+++ Records supplied +++

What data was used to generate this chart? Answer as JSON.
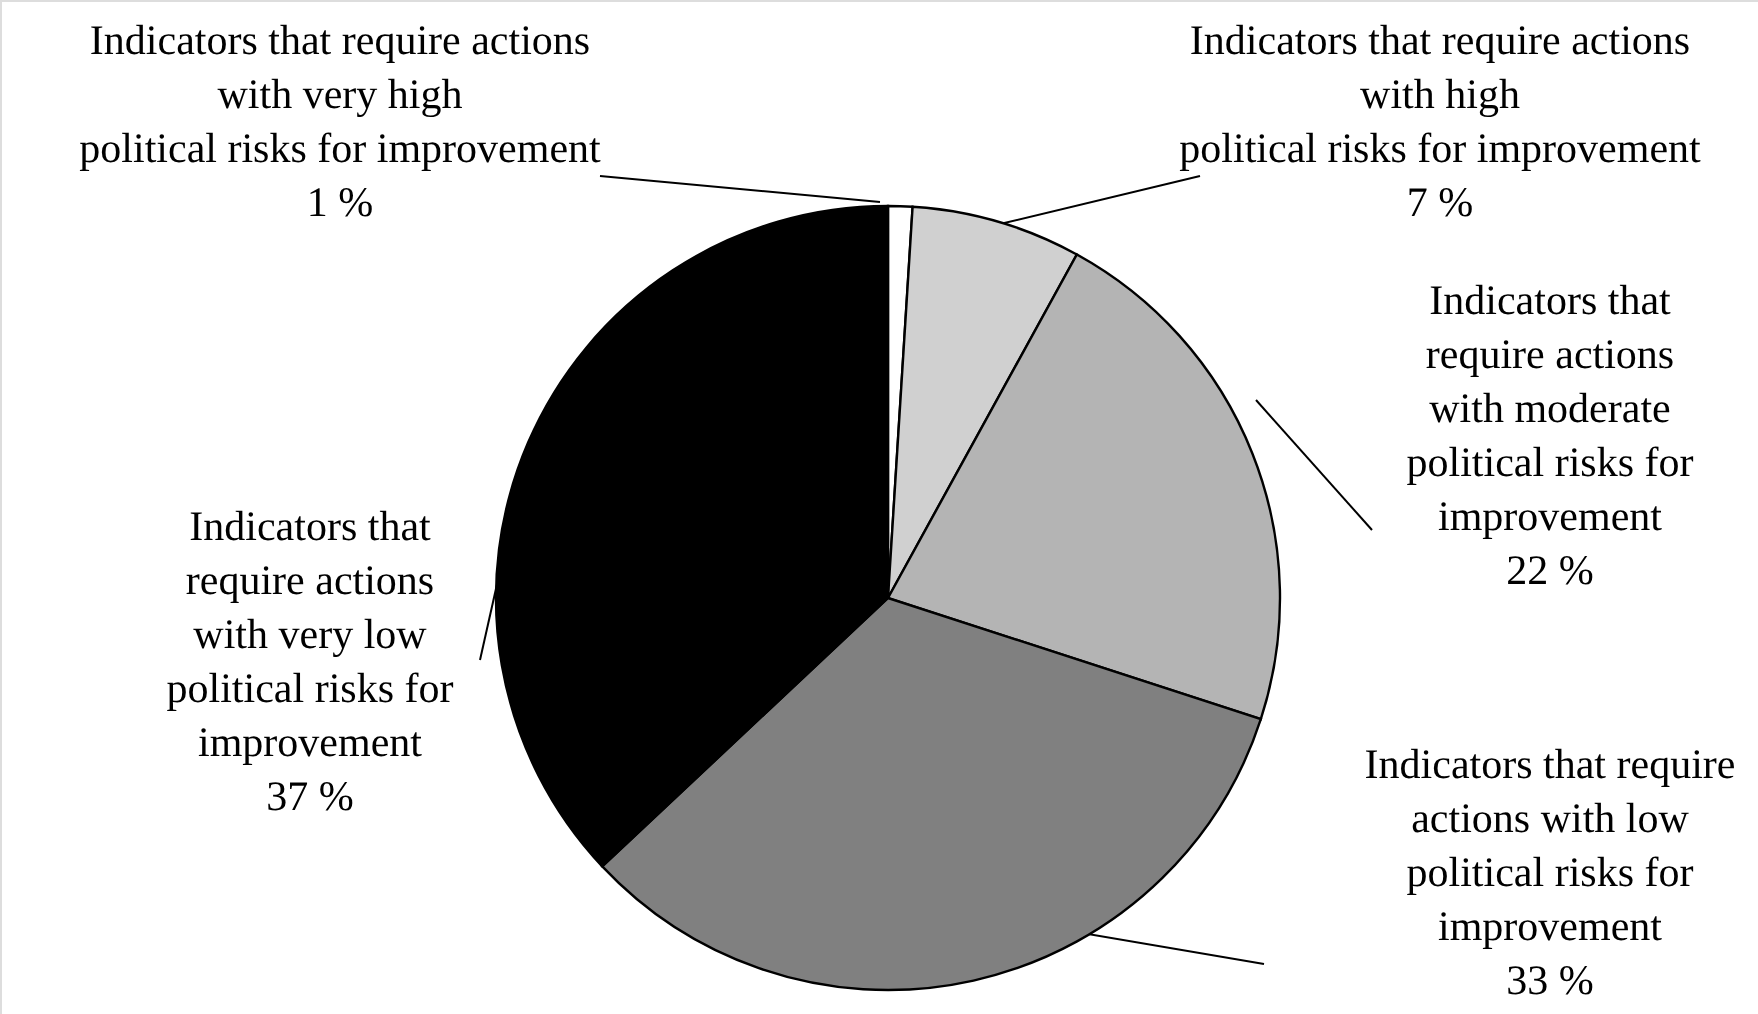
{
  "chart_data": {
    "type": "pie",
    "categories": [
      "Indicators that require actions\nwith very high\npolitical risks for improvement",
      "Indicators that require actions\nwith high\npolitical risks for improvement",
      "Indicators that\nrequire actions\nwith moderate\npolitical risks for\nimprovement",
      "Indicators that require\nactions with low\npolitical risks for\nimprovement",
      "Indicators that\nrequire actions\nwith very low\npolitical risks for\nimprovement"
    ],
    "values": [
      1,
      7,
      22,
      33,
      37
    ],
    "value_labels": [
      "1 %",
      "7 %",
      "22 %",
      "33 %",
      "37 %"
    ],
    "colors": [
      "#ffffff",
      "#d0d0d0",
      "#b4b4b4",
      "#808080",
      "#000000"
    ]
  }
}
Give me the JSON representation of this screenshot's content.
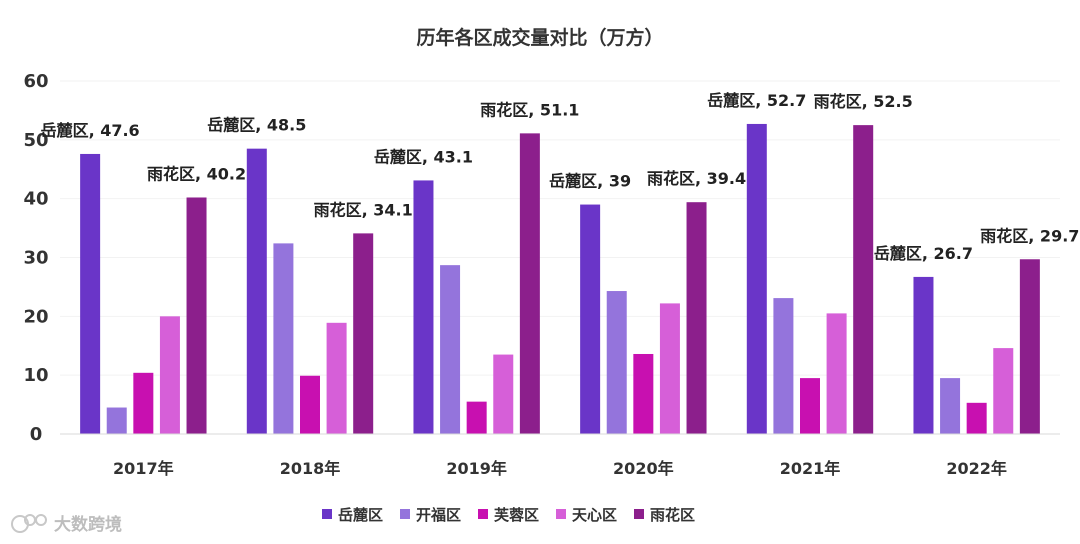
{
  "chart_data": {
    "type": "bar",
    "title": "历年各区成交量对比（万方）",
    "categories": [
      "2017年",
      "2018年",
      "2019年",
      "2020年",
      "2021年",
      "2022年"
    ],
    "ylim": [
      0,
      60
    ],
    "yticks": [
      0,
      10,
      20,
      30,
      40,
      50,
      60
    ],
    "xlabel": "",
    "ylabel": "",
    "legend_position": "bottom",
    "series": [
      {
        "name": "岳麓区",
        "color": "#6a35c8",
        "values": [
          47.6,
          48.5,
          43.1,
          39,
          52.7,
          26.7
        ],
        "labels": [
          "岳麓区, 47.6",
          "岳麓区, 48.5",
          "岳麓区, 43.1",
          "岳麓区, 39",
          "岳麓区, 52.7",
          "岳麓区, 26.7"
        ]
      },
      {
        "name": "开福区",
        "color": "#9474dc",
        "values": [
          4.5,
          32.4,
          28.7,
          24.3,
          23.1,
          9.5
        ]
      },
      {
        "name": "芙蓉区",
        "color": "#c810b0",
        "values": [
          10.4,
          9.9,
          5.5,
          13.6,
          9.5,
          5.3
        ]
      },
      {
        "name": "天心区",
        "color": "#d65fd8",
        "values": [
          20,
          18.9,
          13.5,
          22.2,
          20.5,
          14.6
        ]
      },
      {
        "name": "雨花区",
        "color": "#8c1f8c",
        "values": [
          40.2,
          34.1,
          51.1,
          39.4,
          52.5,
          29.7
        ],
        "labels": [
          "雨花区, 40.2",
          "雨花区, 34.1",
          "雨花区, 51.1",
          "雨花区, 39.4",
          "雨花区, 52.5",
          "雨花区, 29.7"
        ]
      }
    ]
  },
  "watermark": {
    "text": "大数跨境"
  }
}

+++

Report how many lines contain "risks". Give nothing but the number.

5